#### Entries shown ####
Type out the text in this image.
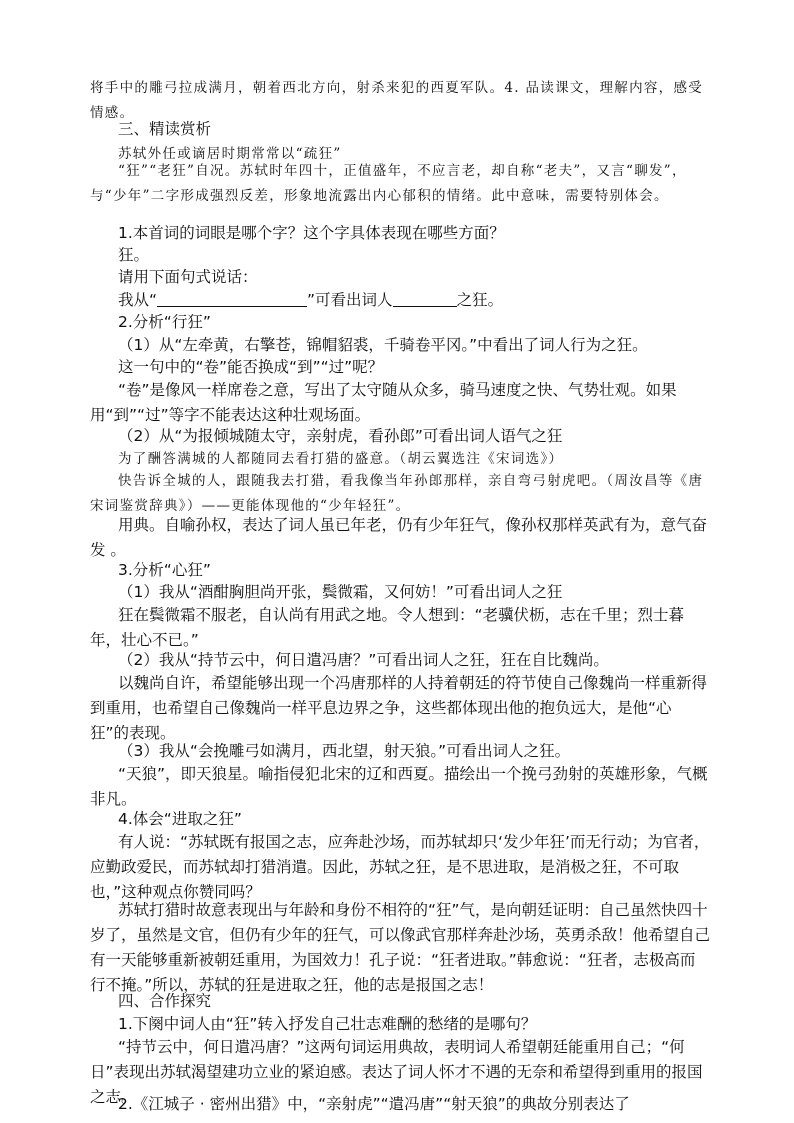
将手中的雕弓拉成满月，朝着西北方向，射杀来犯的西夏军队。4. 品读课文，理解内容，感受情感。

三、精读赏析

苏轼外任或谪居时期常常以“疏狂”

“狂”“老狂”自况。苏轼时年四十，正值盛年，不应言老，却自称“老夫”，又言“聊发”，与“少年”二字形成强烈反差，形象地流露出内心郁积的情绪。此中意味，需要特别体会。

1.本首词的词眼是哪个字？这个字具体表现在哪些方面？

狂。

请用下面句式说话：

我从“	”可看出词人	之狂。

2.分析“行狂”

（1）从“左牵黄，右擎苍，锦帽貂裘，千骑卷平冈。”中看出了词人行为之狂。

这一句中的“卷”能否换成“到”“过”呢？

“卷”是像风一样席卷之意，写出了太守随从众多，骑马速度之快、气势壮观。如果用“到”“过”等字不能表达这种壮观场面。

（2）从“为报倾城随太守，亲射虎，看孙郎”可看出词人语气之狂

为了酬答满城的人都随同去看打猎的盛意。（胡云翼选注《宋词选》）

快告诉全城的人，跟随我去打猎，看我像当年孙郎那样，亲自弯弓射虎吧。（周汝昌等《唐宋词鉴赏辞典》）——更能体现他的“少年轻狂”。

用典。自喻孙权，表达了词人虽已年老，仍有少年狂气，像孙权那样英武有为，意气奋发 。

3.分析“心狂”

（1）我从“酒酣胸胆尚开张，鬓微霜，又何妨！”可看出词人之狂

狂在鬓微霜不服老，自认尚有用武之地。令人想到：“老骥伏枥，志在千里；烈士暮年，壮心不已。”

（2）我从“持节云中，何日遣冯唐？”可看出词人之狂，狂在自比魏尚。

以魏尚自许，希望能够出现一个冯唐那样的人持着朝廷的符节使自己像魏尚一样重新得到重用，也希望自己像魏尚一样平息边界之争，这些都体现出他的抱负远大，是他“心狂”的表现。

（3）我从“会挽雕弓如满月，西北望，射天狼。”可看出词人之狂。

“天狼”，即天狼星。喻指侵犯北宋的辽和西夏。描绘出一个挽弓劲射的英雄形象，气概非凡。

4.体会“进取之狂”

有人说：“苏轼既有报国之志，应奔赴沙场，而苏轼却只‘发少年狂’而无行动；为官者，应勤政爱民，而苏轼却打猎消遣。因此，苏轼之狂，是不思进取，是消极之狂，不可取也，”这种观点你赞同吗？

苏轼打猎时故意表现出与年龄和身份不相符的“狂”气，是向朝廷证明：自己虽然快四十岁了，虽然是文官，但仍有少年的狂气，可以像武官那样奔赴沙场，英勇杀敌！他希望自己有一天能够重新被朝廷重用，为国效力！孔子说：“狂者进取。”韩愈说：“狂者，志极高而行不掩。”所以，苏轼的狂是进取之狂，他的志是报国之志！

四、合作探究

1.下阕中词人由“狂”转入抒发自己壮志难酬的愁绪的是哪句？

“持节云中，何日遣冯唐？”这两句词运用典故，表明词人希望朝廷能重用自己；“何日”表现出苏轼渴望建功立业的紧迫感。表达了词人怀才不遇的无奈和希望得到重用的报国之志。

2.《江城子 · 密州出猎》中，“亲射虎”“遣冯唐”“射天狼”的典故分别表达了
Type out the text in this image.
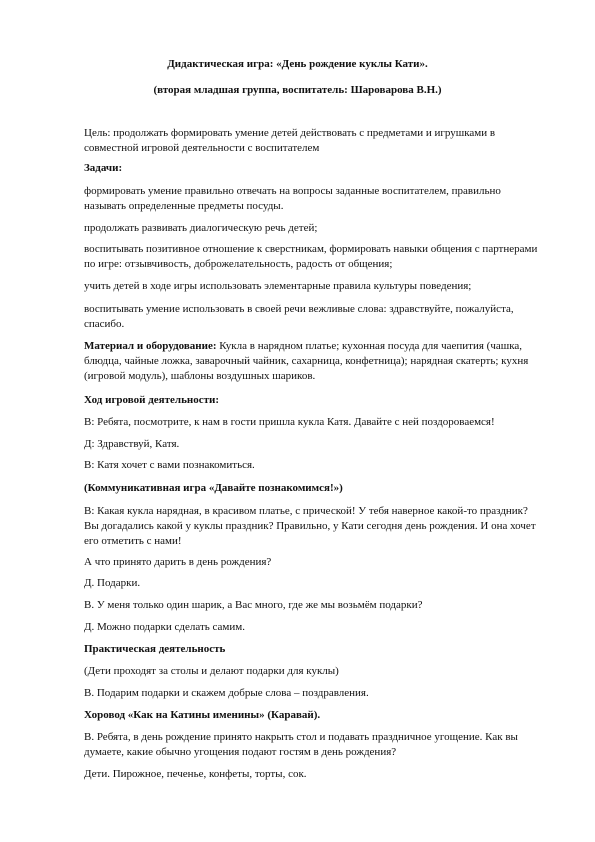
Дидактическая игра: «День рождение куклы Кати».
(вторая младшая группа, воспитатель: Шароварова В.Н.)
Цель: продолжать формировать умение детей действовать с предметами и игрушками в совместной игровой деятельности с воспитателем
Задачи:
формировать умение правильно отвечать на вопросы заданные воспитателем, правильно называть определенные предметы посуды.
продолжать развивать диалогическую речь детей;
воспитывать позитивное отношение к сверстникам, формировать навыки общения с партнерами по игре: отзывчивость, доброжелательность, радость от общения;
учить детей в ходе игры использовать элементарные правила культуры поведения;
воспитывать умение использовать в своей речи вежливые слова: здравствуйте, пожалуйста, спасибо.
Материал и оборудование: Кукла в нарядном платье; кухонная посуда для чаепития (чашка, блюдца, чайные ложка, заварочный чайник, сахарница, конфетница); нарядная скатерть; кухня (игровой модуль), шаблоны воздушных шариков.
Ход игровой деятельности:
В: Ребята, посмотрите, к нам в гости пришла кукла Катя. Давайте с ней поздороваемся!
Д: Здравствуй, Катя.
В: Катя хочет с вами познакомиться.
(Коммуникативная игра «Давайте познакомимся!»)
В: Какая кукла нарядная, в красивом платье, с прической! У тебя наверное какой-то праздник? Вы догадались какой у куклы праздник? Правильно, у Кати сегодня день рождения. И она хочет его отметить с нами!
А что принято дарить в день рождения?
Д. Подарки.
В. У меня только один шарик, а Вас много, где же мы возьмём подарки?
Д. Можно подарки сделать самим.
Практическая деятельность
(Дети проходят за столы и делают подарки для куклы)
В. Подарим подарки и скажем добрые слова – поздравления.
Хоровод «Как на Катины именины» (Каравай).
В. Ребята, в день рождение принято накрыть стол и подавать праздничное угощение. Как вы думаете, какие обычно угощения подают гостям в день рождения?
Дети. Пирожное, печенье, конфеты, торты, сок.
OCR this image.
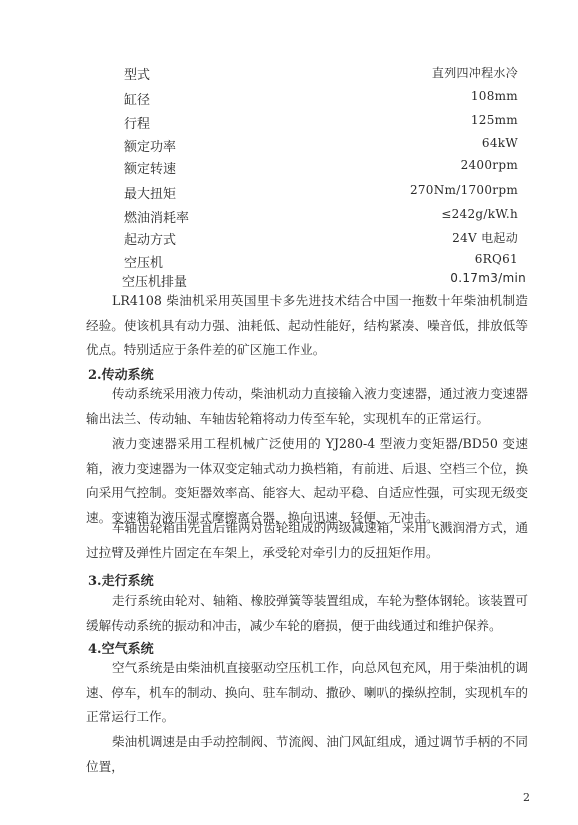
型式	直列四冲程水冷
缸径	108mm
行程	125mm
额定功率	64kW
额定转速	2400rpm
最大扭矩	270Nm/1700rpm
燃油消耗率	≤242g/kW.h
起动方式	24V 电起动
空压机	6RQ61
空压机排量	0.17m3/min

LR4108 柴油机采用英国里卡多先进技术结合中国一拖数十年柴油机制造经验。使该机具有动力强、油耗低、起动性能好，结构紧凑、噪音低，排放低等优点。特别适应于条件差的矿区施工作业。

2.传动系统

传动系统采用液力传动，柴油机动力直接输入液力变速器，通过液力变速器输出法兰、传动轴、车轴齿轮箱将动力传至车轮，实现机车的正常运行。

液力变速器采用工程机械广泛使用的 YJ280-4 型液力变矩器/BD50 变速箱，液力变速器为一体双变定轴式动力换档箱，有前进、后退、空档三个位，换向采用气控制。变矩器效率高、能容大、起动平稳、自适应性强，可实现无级变速。变速箱为液压湿式摩擦离合器，换向迅速、轻便、无冲击。

车轴齿轮箱由先直后锥两对齿轮组成的两级减速箱，采用飞溅润滑方式，通过拉臂及弹性片固定在车架上，承受轮对牵引力的反扭矩作用。

3.走行系统

走行系统由轮对、轴箱、橡胶弹簧等装置组成，车轮为整体钢轮。该装置可缓解传动系统的振动和冲击，减少车轮的磨损，便于曲线通过和维护保养。

4.空气系统

空气系统是由柴油机直接驱动空压机工作，向总风包充风，用于柴油机的调速、停车，机车的制动、换向、驻车制动、撒砂、喇叭的操纵控制，实现机车的正常运行工作。

柴油机调速是由手动控制阀、节流阀、油门风缸组成，通过调节手柄的不同位置，

2
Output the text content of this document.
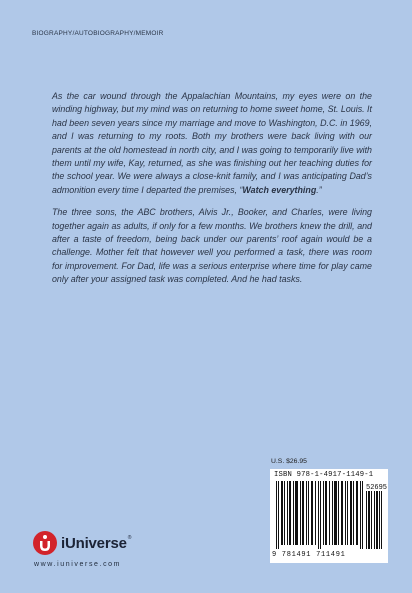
BIOGRAPHY/AUTOBIOGRAPHY/MEMOIR

As the car wound through the Appalachian Mountains, my eyes were on the winding highway, but my mind was on returning to home sweet home, St. Louis. It had been seven years since my marriage and move to Washington, D.C. in 1969, and I was returning to my roots. Both my brothers were back living with our parents at the old homestead in north city, and I was going to temporarily live with them until my wife, Kay, returned, as she was finishing out her teaching duties for the school year. We were always a close-knit family, and I was anticipating Dad’s admonition every time I departed the premises, “Watch everything.”

The three sons, the ABC brothers, Alvis Jr., Booker, and Charles, were living together again as adults, if only for a few months. We brothers knew the drill, and after a taste of freedom, being back under our parents’ roof again would be a challenge. Mother felt that however well you performed a task, there was room for improvement. For Dad, life was a serious enterprise where time for play came only after your assigned task was completed. And he had tasks.

U.S. $26.95
ISBN 978-1-4917-1149-1
52695
9 781491 711491
iUniverse®
www.iuniverse.com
####
What to produce - Go through the material above and count the lines that contain "воспитывать"; answer with the number alone.

Solution for this exercise - 2